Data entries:
==============================

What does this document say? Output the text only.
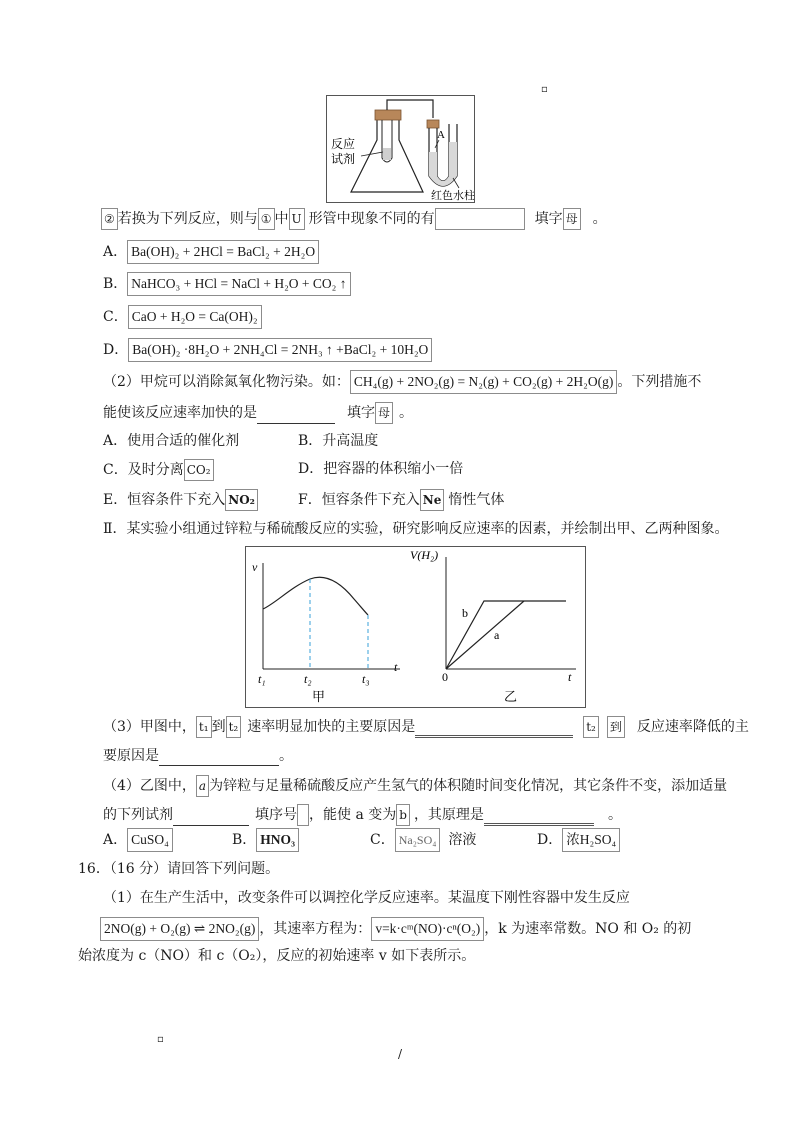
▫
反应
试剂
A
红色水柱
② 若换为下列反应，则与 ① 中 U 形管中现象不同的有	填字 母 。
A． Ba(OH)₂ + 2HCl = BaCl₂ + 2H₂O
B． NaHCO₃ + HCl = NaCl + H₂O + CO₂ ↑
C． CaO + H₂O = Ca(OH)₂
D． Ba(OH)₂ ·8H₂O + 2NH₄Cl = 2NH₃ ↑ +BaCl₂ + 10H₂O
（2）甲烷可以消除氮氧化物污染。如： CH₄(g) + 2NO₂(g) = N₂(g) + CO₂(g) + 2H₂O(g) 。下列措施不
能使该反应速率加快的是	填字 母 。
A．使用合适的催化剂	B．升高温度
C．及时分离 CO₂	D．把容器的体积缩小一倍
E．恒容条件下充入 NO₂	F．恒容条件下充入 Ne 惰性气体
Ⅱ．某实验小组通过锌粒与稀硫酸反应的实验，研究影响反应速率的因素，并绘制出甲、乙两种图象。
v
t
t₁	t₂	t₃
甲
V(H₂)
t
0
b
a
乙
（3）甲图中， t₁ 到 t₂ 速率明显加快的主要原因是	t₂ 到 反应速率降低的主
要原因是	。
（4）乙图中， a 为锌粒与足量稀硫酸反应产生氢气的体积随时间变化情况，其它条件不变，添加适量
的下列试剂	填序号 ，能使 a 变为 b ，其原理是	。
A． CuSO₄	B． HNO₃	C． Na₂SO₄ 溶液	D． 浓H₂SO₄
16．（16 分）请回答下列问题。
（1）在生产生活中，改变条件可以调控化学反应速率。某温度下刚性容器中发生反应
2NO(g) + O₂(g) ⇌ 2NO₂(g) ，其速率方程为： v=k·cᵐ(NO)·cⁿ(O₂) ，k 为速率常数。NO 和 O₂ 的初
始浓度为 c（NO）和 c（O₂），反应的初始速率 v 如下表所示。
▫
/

==============================

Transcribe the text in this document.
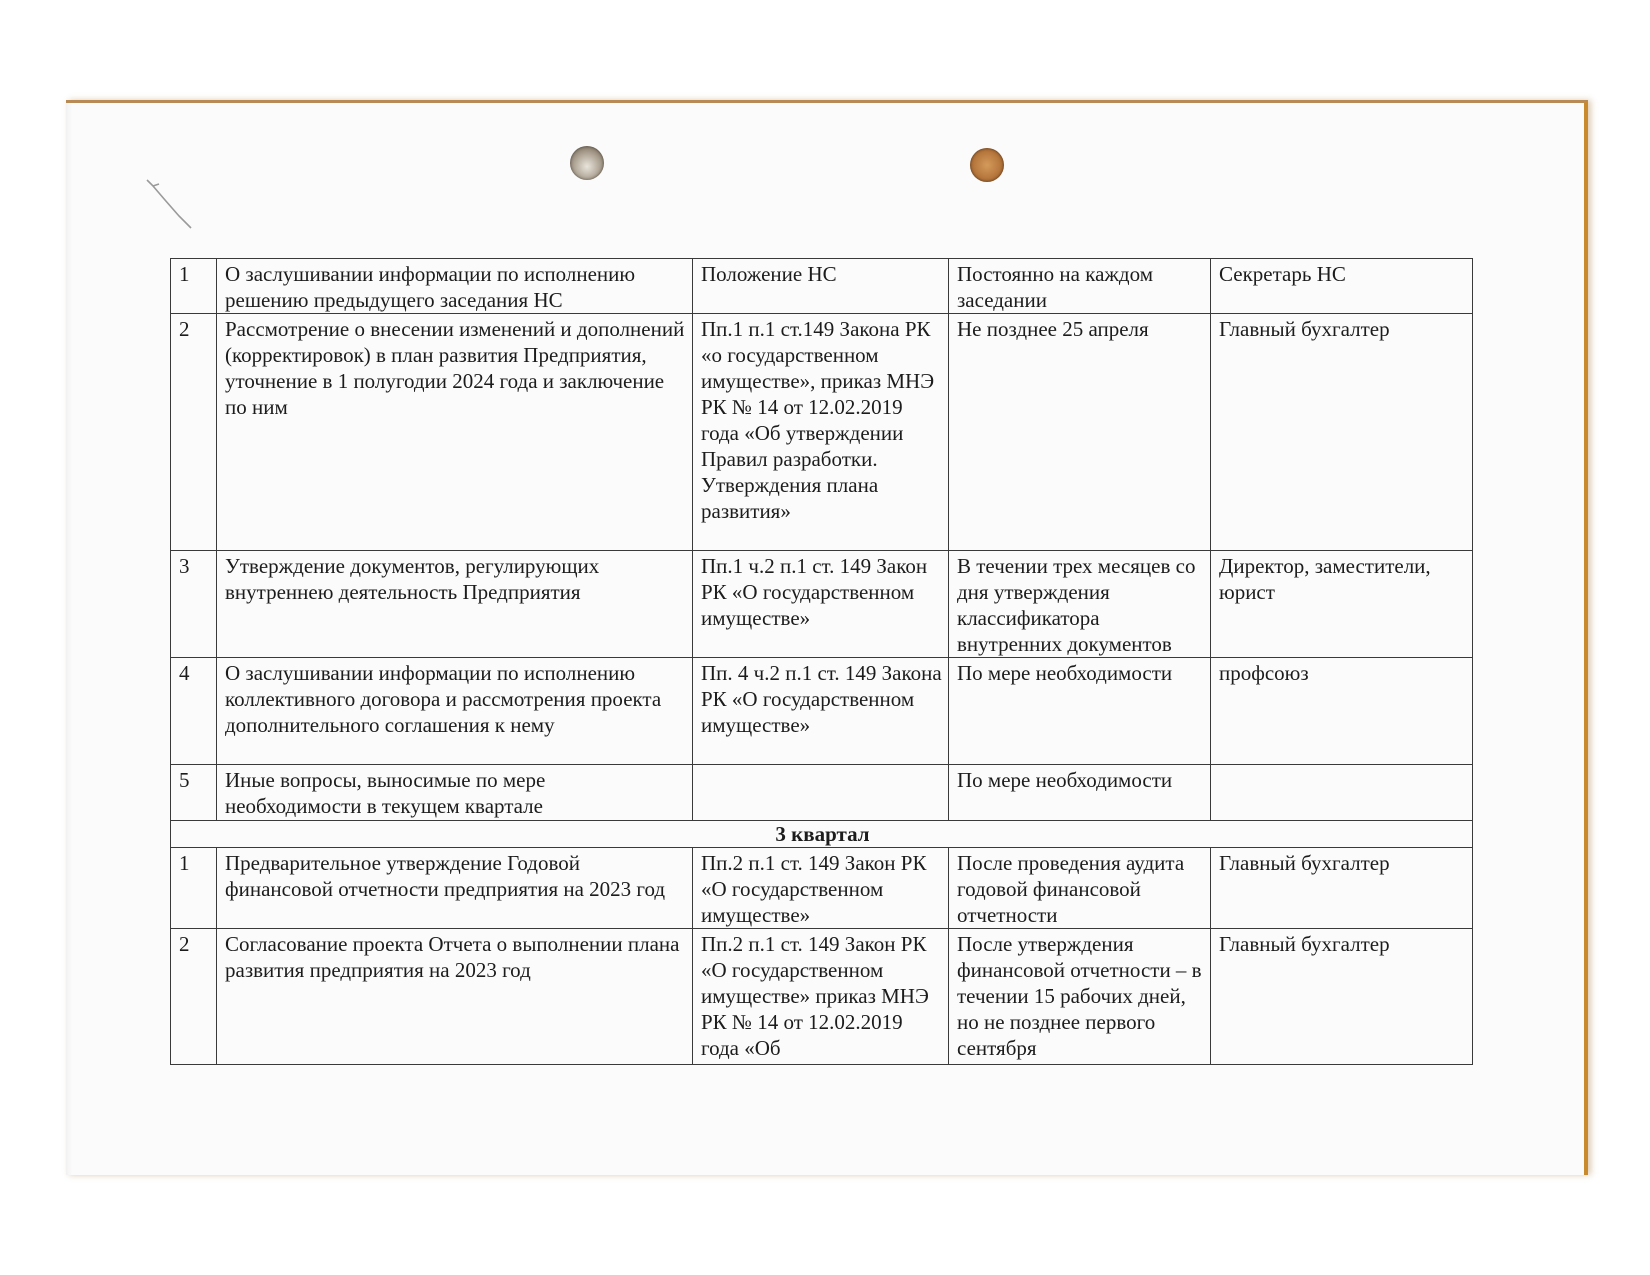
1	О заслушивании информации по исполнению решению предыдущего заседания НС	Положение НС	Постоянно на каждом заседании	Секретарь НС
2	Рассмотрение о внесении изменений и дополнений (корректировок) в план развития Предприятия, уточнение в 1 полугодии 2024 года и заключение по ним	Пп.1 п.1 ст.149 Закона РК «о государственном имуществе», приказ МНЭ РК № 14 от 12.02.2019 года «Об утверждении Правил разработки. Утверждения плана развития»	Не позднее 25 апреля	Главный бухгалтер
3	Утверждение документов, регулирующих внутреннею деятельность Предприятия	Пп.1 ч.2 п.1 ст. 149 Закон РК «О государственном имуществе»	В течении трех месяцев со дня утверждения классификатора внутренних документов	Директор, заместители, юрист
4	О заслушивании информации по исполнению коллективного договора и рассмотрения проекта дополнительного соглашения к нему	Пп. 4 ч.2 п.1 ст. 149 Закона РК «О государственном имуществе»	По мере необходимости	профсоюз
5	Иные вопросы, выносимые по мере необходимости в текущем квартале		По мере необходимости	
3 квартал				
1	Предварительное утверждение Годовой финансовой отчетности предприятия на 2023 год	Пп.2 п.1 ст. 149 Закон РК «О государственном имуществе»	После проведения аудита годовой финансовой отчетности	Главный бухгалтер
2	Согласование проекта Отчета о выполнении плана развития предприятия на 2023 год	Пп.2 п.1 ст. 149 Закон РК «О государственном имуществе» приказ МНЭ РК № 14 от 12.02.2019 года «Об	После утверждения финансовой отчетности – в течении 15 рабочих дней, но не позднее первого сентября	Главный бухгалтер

==============================

### Exercise goal
Using the listing above, pull out all lines that hold the word "развития".

### Exercise response
2	Рассмотрение о внесении изменений и дополнений (корректировок) в план развития Предприятия, уточнение в 1 полугодии 2024 года и заключение по ним	Пп.1 п.1 ст.149 Закона РК «о государственном имуществе», приказ МНЭ РК № 14 от 12.02.2019 года «Об утверждении Правил разработки. Утверждения плана развития»	Не позднее 25 апреля	Главный бухгалтер
2	Согласование проекта Отчета о выполнении плана развития предприятия на 2023 год	Пп.2 п.1 ст. 149 Закон РК «О государственном имуществе» приказ МНЭ РК № 14 от 12.02.2019 года «Об	После утверждения финансовой отчетности – в течении 15 рабочих дней, но не позднее первого сентября	Главный бухгалтер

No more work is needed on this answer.